[Dataset records]
# # #

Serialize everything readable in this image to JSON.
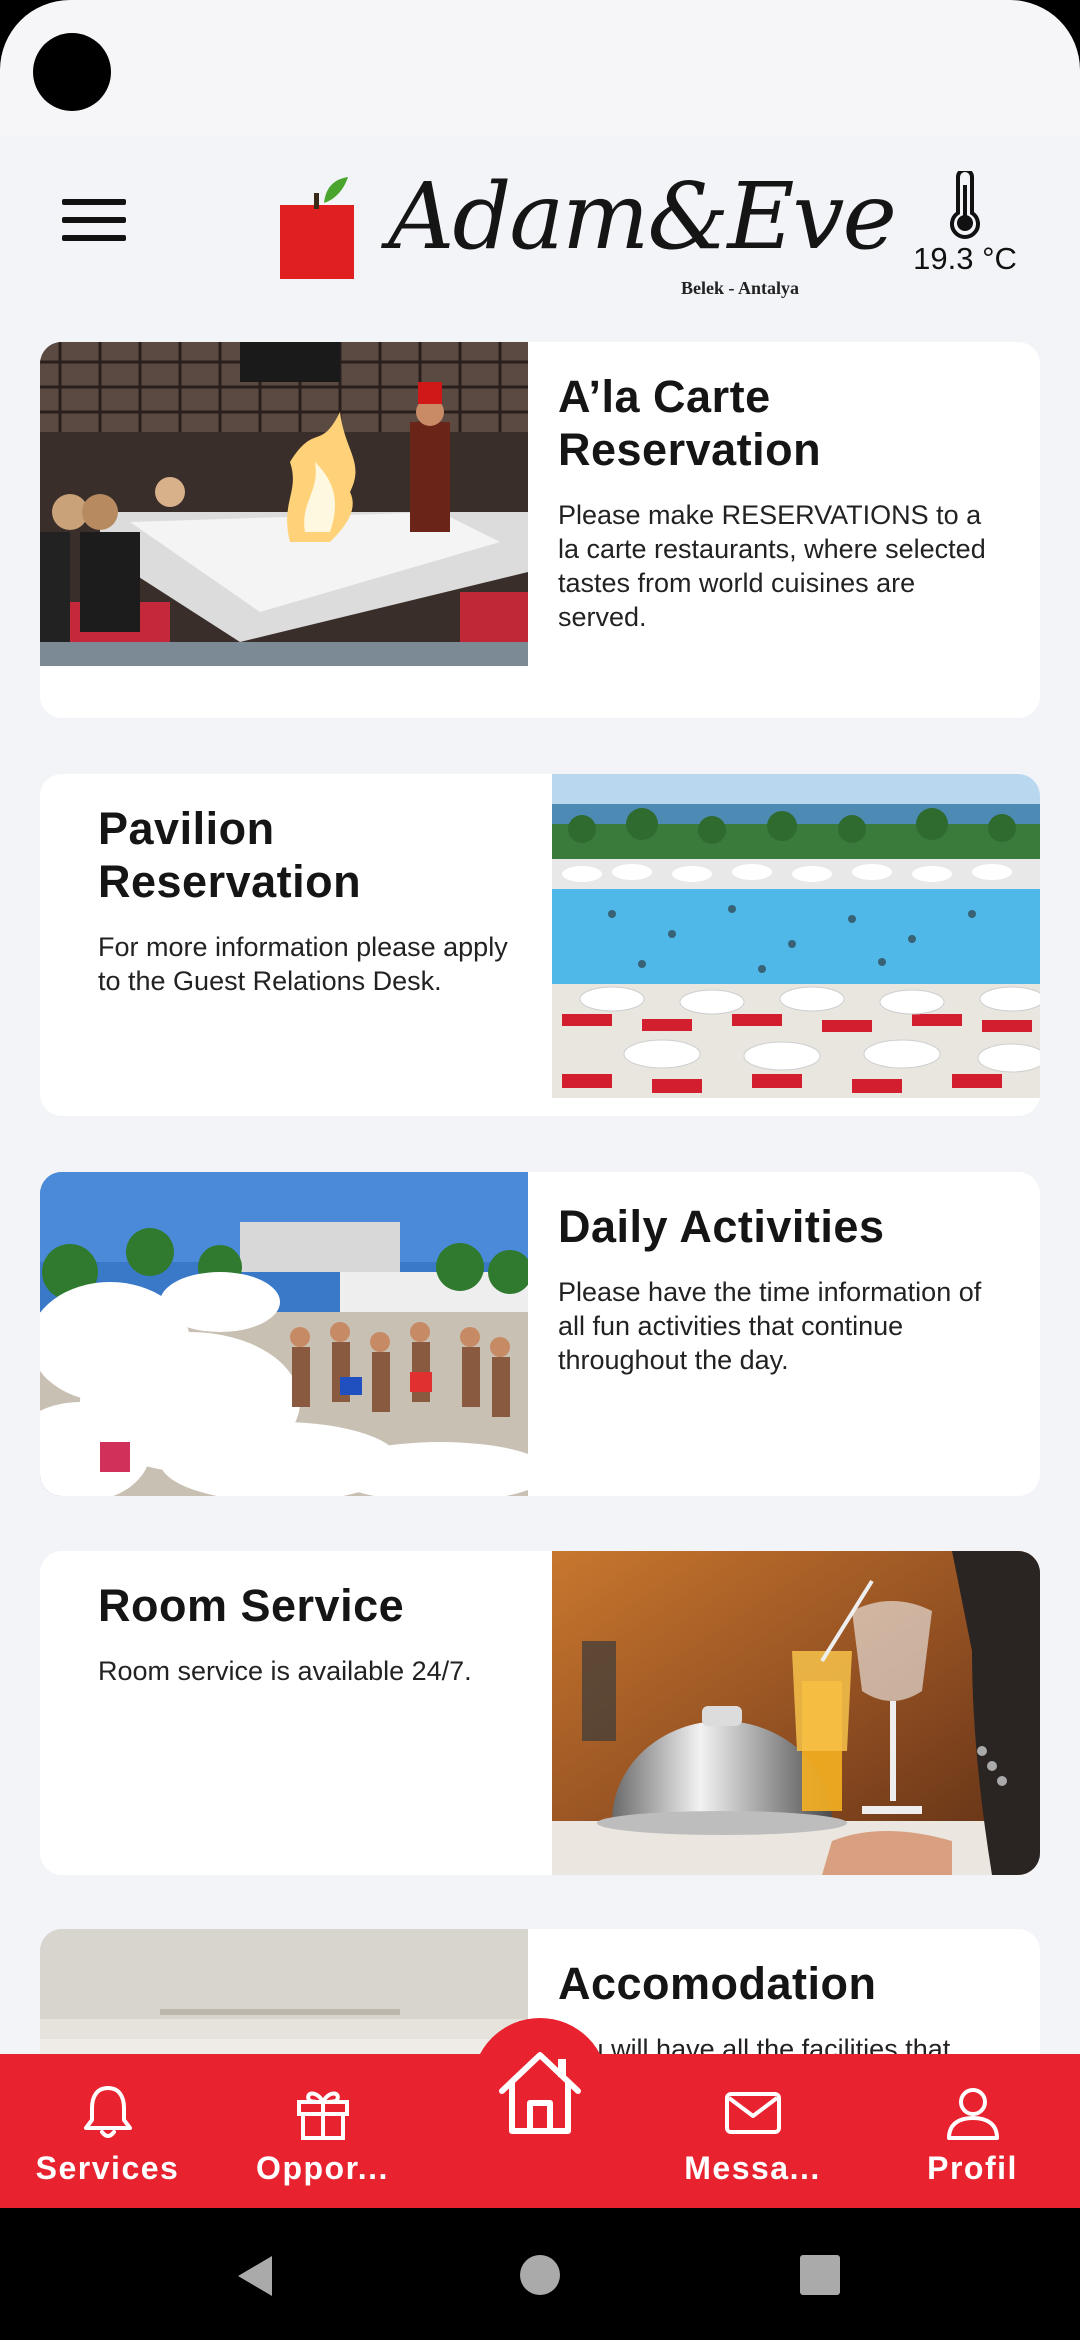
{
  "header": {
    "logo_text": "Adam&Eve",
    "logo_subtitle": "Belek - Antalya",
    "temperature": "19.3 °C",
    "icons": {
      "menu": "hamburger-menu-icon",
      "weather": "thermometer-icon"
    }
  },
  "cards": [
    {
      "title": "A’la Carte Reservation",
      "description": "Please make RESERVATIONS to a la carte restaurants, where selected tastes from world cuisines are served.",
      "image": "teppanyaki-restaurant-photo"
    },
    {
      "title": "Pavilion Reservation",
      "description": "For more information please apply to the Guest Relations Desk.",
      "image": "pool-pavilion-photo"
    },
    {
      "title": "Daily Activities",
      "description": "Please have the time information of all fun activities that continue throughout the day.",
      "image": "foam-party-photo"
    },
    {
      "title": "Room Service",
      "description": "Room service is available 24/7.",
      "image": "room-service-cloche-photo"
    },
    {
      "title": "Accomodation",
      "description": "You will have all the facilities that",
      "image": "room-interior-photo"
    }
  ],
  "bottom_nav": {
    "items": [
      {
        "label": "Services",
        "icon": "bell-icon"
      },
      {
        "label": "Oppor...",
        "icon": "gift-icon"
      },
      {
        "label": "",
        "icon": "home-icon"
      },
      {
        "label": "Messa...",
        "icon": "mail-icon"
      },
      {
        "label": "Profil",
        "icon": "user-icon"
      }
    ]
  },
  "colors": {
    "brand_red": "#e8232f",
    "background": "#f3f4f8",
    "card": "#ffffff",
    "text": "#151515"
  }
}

# # #

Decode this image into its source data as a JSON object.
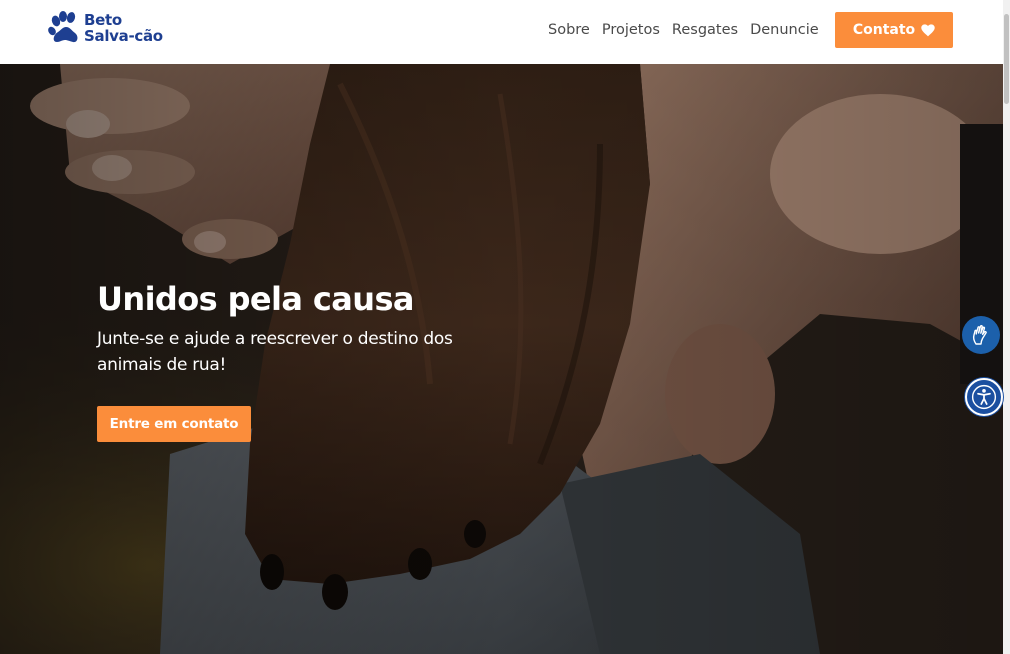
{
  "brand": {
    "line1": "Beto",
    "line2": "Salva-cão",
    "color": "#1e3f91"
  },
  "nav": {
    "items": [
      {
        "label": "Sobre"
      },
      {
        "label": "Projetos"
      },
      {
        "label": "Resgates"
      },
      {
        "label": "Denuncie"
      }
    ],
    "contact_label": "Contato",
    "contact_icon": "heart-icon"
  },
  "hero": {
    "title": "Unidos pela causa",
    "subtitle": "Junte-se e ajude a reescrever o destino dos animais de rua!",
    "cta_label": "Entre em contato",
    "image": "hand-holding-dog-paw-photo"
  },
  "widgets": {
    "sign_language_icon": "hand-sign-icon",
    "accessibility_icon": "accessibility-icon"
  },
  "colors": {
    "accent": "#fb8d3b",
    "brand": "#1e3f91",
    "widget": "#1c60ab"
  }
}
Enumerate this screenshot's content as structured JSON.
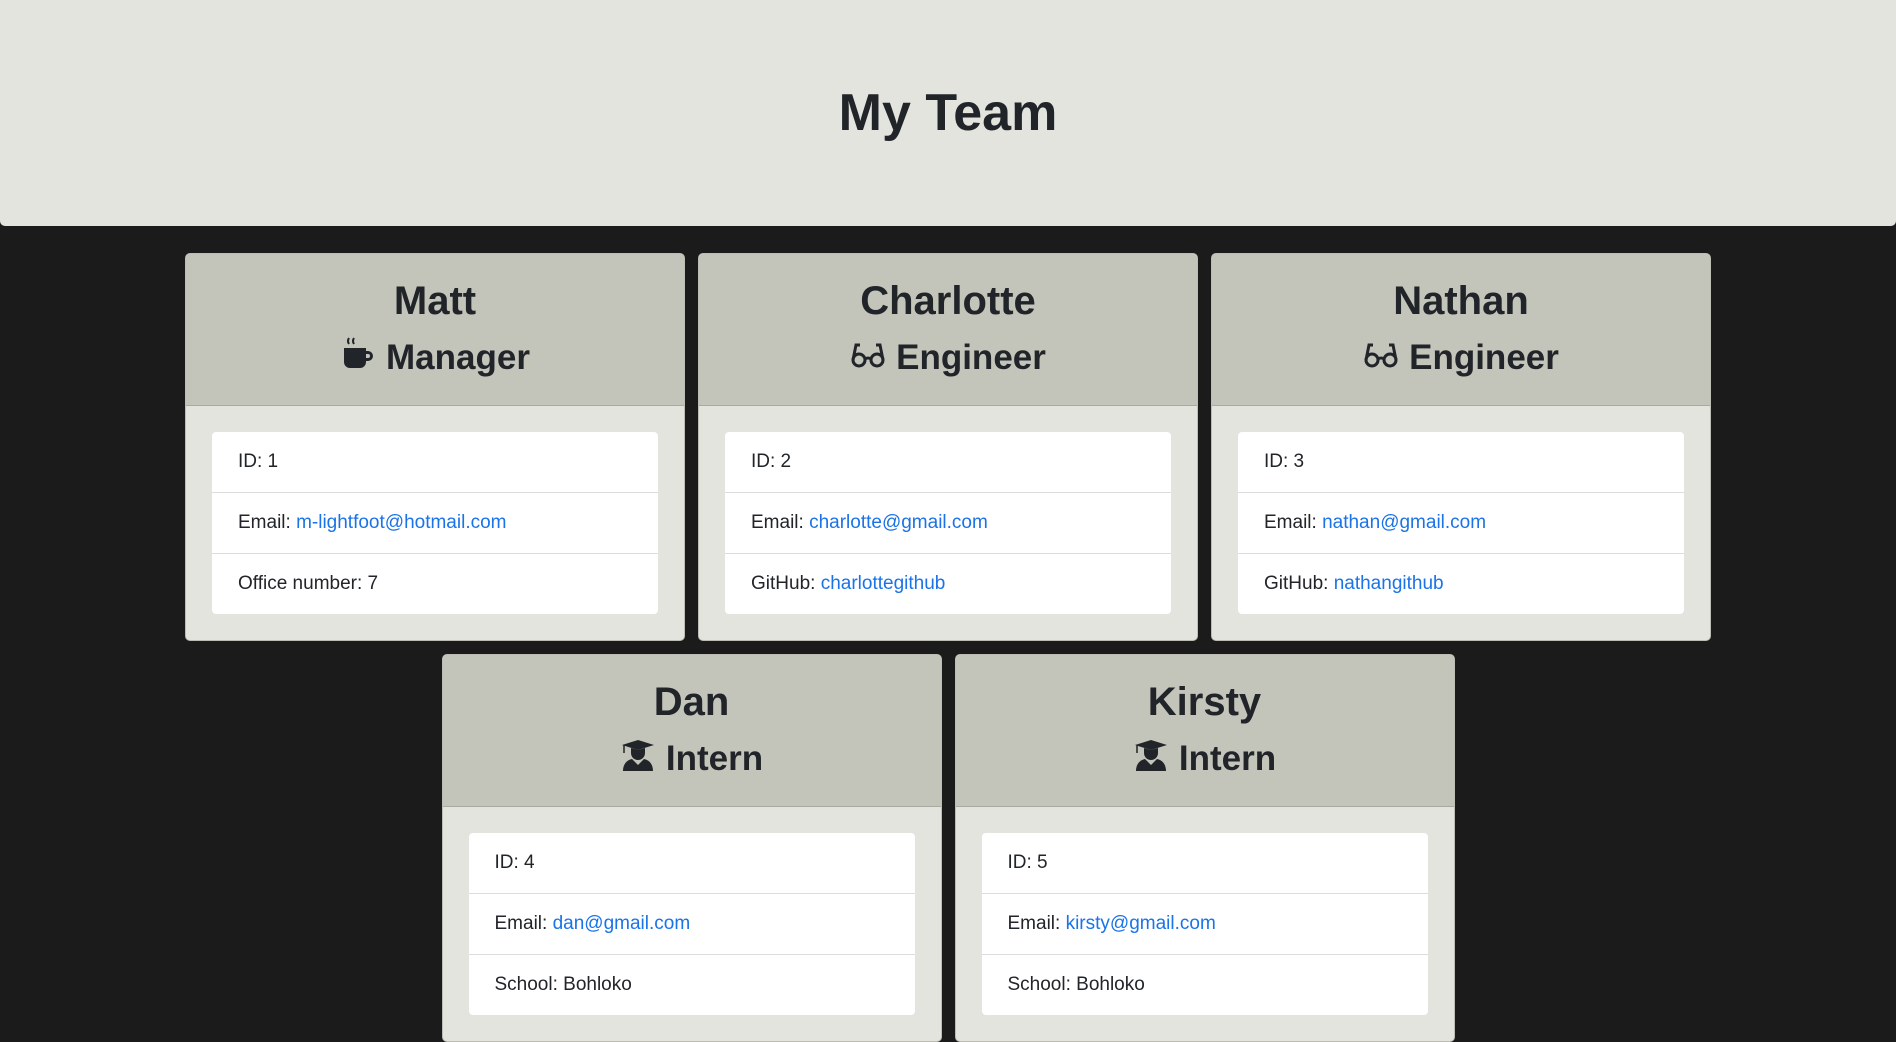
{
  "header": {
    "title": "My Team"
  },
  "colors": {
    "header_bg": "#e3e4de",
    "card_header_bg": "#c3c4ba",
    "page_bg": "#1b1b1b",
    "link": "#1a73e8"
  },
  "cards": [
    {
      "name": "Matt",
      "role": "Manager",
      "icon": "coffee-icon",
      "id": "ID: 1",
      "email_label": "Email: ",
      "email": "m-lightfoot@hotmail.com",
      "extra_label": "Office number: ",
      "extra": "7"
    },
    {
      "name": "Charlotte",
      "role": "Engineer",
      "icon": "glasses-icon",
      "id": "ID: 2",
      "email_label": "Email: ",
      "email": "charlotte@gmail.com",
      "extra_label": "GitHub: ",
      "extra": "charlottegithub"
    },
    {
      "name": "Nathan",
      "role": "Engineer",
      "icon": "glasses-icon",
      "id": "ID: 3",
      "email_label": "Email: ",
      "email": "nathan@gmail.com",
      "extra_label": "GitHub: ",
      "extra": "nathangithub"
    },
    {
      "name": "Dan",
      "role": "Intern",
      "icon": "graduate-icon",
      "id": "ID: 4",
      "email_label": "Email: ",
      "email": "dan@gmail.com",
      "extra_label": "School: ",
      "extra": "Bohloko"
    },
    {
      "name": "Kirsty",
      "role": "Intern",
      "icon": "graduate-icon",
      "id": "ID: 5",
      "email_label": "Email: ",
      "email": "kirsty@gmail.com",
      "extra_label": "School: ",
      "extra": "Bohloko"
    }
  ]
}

# # #

From the entries above, pull out each line that includes "information".

      "description": "For more information please apply to the Guest Relations Desk.",
      "description": "Please have the time information of all fun activities that continue throughout the day.",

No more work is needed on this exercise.